# start of Records supplied

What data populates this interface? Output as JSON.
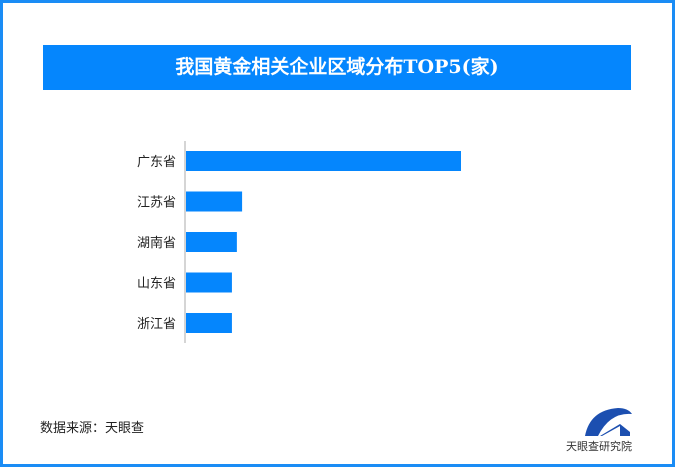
{
  "title": "我国黄金相关企业区域分布TOP5(家)",
  "chart_data": {
    "type": "bar",
    "orientation": "horizontal",
    "title": "我国黄金相关企业区域分布TOP5(家)",
    "categories": [
      "广东省",
      "江苏省",
      "湖南省",
      "山东省",
      "浙江省"
    ],
    "values": [
      100,
      20.4,
      18.5,
      16.7,
      16.7
    ],
    "value_labels_shown": false,
    "grid": false,
    "bar_color": "#0586fd"
  },
  "source": "数据来源：天眼查",
  "logo_text": "天眼查研究院",
  "colors": {
    "accent": "#0586fd",
    "frame": "#1a8cf5"
  }
}
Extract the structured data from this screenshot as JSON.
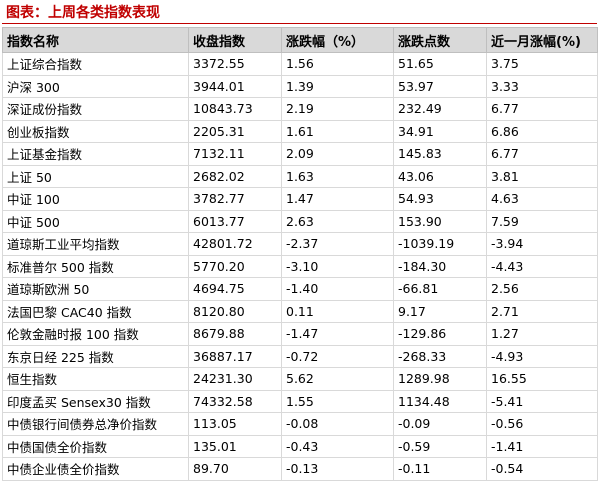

# end of Records supplied

*What you have to do*.
The listing above needs to be output again exactly. Don't include the pictures.

*Answer for the task*.
What data populates this interface? Output as JSON.
{
  "title": "我国黄金相关企业区域分布TOP5(家)",
  "chart_data": {
    "type": "bar",
    "orientation": "horizontal",
    "title": "我国黄金相关企业区域分布TOP5(家)",
    "categories": [
      "广东省",
      "江苏省",
      "湖南省",
      "山东省",
      "浙江省"
    ],
    "values": [
      100,
      20.4,
      18.5,
      16.7,
      16.7
    ],
    "value_labels_shown": false,
    "grid": false,
    "bar_color": "#0586fd"
  },
  "source": "数据来源：天眼查",
  "logo_text": "天眼查研究院",
  "colors": {
    "accent": "#0586fd",
    "frame": "#1a8cf5"
  }
}
Extract the structured data from this screenshot as JSON.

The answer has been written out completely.